▶ [Your task] Each entry has to be copied exactly, with nothing missed.

▶ [Exercise input]

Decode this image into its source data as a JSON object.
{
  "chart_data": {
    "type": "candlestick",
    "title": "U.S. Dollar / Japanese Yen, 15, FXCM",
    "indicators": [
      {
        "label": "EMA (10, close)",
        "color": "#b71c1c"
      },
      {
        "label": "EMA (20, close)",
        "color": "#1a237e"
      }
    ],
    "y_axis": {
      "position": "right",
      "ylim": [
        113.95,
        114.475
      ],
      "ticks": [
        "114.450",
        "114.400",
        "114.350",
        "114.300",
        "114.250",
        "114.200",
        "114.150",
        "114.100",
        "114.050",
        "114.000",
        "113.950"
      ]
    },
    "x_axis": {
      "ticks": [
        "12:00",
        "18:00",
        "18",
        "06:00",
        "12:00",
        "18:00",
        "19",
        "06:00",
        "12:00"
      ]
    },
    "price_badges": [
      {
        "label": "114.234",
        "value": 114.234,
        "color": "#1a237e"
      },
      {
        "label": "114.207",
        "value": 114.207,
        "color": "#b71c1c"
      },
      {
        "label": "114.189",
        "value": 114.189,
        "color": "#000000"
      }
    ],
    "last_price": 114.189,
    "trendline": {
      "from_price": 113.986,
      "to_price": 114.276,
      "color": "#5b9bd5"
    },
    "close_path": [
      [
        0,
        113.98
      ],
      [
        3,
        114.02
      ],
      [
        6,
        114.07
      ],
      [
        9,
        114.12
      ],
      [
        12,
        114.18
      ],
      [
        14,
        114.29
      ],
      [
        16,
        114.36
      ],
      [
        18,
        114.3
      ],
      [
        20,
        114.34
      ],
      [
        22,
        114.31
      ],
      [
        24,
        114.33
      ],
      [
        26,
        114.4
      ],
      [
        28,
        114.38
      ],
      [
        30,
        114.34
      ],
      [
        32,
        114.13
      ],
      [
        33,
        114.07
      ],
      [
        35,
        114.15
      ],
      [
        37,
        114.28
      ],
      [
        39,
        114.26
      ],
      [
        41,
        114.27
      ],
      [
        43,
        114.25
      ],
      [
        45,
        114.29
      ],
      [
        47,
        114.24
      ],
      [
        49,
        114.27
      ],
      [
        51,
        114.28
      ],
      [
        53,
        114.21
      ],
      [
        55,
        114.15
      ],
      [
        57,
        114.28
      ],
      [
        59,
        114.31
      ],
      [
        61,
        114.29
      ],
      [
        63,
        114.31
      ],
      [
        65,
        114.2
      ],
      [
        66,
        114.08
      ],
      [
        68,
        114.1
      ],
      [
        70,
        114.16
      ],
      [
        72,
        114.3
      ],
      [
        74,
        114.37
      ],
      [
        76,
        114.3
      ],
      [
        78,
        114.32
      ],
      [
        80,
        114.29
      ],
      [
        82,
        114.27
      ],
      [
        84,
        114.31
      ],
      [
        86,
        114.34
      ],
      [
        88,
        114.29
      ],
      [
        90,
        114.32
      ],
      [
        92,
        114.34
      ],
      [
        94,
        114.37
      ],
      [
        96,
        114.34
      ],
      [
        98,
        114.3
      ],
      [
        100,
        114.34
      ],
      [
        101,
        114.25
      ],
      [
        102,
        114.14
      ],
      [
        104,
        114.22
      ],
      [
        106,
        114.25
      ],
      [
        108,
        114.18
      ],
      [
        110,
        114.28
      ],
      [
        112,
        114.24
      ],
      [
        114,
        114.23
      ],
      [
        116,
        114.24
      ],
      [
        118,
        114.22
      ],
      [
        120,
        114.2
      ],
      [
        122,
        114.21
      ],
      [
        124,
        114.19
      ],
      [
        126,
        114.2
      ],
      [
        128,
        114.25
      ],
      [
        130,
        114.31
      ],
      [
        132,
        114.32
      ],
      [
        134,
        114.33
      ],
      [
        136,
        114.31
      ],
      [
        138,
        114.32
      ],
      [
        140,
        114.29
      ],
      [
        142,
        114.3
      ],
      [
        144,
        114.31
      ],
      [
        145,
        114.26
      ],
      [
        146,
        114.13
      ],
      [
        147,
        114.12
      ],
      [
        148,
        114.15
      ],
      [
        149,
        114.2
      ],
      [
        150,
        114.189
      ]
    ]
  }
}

▶ [Exercise result]
Decode this image into its source data as a JSON object.
{
  "chart_data": {
    "type": "candlestick",
    "title": "U.S. Dollar / Japanese Yen, 15, FXCM",
    "indicators": [
      {
        "label": "EMA (10, close)",
        "color": "#b71c1c"
      },
      {
        "label": "EMA (20, close)",
        "color": "#1a237e"
      }
    ],
    "y_axis": {
      "position": "right",
      "ylim": [
        113.95,
        114.475
      ],
      "ticks": [
        "114.450",
        "114.400",
        "114.350",
        "114.300",
        "114.250",
        "114.200",
        "114.150",
        "114.100",
        "114.050",
        "114.000",
        "113.950"
      ]
    },
    "x_axis": {
      "ticks": [
        "12:00",
        "18:00",
        "18",
        "06:00",
        "12:00",
        "18:00",
        "19",
        "06:00",
        "12:00"
      ]
    },
    "price_badges": [
      {
        "label": "114.234",
        "value": 114.234,
        "color": "#1a237e"
      },
      {
        "label": "114.207",
        "value": 114.207,
        "color": "#b71c1c"
      },
      {
        "label": "114.189",
        "value": 114.189,
        "color": "#000000"
      }
    ],
    "last_price": 114.189,
    "trendline": {
      "from_price": 113.986,
      "to_price": 114.276,
      "color": "#5b9bd5"
    },
    "close_path": [
      [
        0,
        113.98
      ],
      [
        3,
        114.02
      ],
      [
        6,
        114.07
      ],
      [
        9,
        114.12
      ],
      [
        12,
        114.18
      ],
      [
        14,
        114.29
      ],
      [
        16,
        114.36
      ],
      [
        18,
        114.3
      ],
      [
        20,
        114.34
      ],
      [
        22,
        114.31
      ],
      [
        24,
        114.33
      ],
      [
        26,
        114.4
      ],
      [
        28,
        114.38
      ],
      [
        30,
        114.34
      ],
      [
        32,
        114.13
      ],
      [
        33,
        114.07
      ],
      [
        35,
        114.15
      ],
      [
        37,
        114.28
      ],
      [
        39,
        114.26
      ],
      [
        41,
        114.27
      ],
      [
        43,
        114.25
      ],
      [
        45,
        114.29
      ],
      [
        47,
        114.24
      ],
      [
        49,
        114.27
      ],
      [
        51,
        114.28
      ],
      [
        53,
        114.21
      ],
      [
        55,
        114.15
      ],
      [
        57,
        114.28
      ],
      [
        59,
        114.31
      ],
      [
        61,
        114.29
      ],
      [
        63,
        114.31
      ],
      [
        65,
        114.2
      ],
      [
        66,
        114.08
      ],
      [
        68,
        114.1
      ],
      [
        70,
        114.16
      ],
      [
        72,
        114.3
      ],
      [
        74,
        114.37
      ],
      [
        76,
        114.3
      ],
      [
        78,
        114.32
      ],
      [
        80,
        114.29
      ],
      [
        82,
        114.27
      ],
      [
        84,
        114.31
      ],
      [
        86,
        114.34
      ],
      [
        88,
        114.29
      ],
      [
        90,
        114.32
      ],
      [
        92,
        114.34
      ],
      [
        94,
        114.37
      ],
      [
        96,
        114.34
      ],
      [
        98,
        114.3
      ],
      [
        100,
        114.34
      ],
      [
        101,
        114.25
      ],
      [
        102,
        114.14
      ],
      [
        104,
        114.22
      ],
      [
        106,
        114.25
      ],
      [
        108,
        114.18
      ],
      [
        110,
        114.28
      ],
      [
        112,
        114.24
      ],
      [
        114,
        114.23
      ],
      [
        116,
        114.24
      ],
      [
        118,
        114.22
      ],
      [
        120,
        114.2
      ],
      [
        122,
        114.21
      ],
      [
        124,
        114.19
      ],
      [
        126,
        114.2
      ],
      [
        128,
        114.25
      ],
      [
        130,
        114.31
      ],
      [
        132,
        114.32
      ],
      [
        134,
        114.33
      ],
      [
        136,
        114.31
      ],
      [
        138,
        114.32
      ],
      [
        140,
        114.29
      ],
      [
        142,
        114.3
      ],
      [
        144,
        114.31
      ],
      [
        145,
        114.26
      ],
      [
        146,
        114.13
      ],
      [
        147,
        114.12
      ],
      [
        148,
        114.15
      ],
      [
        149,
        114.2
      ],
      [
        150,
        114.189
      ]
    ]
  }
}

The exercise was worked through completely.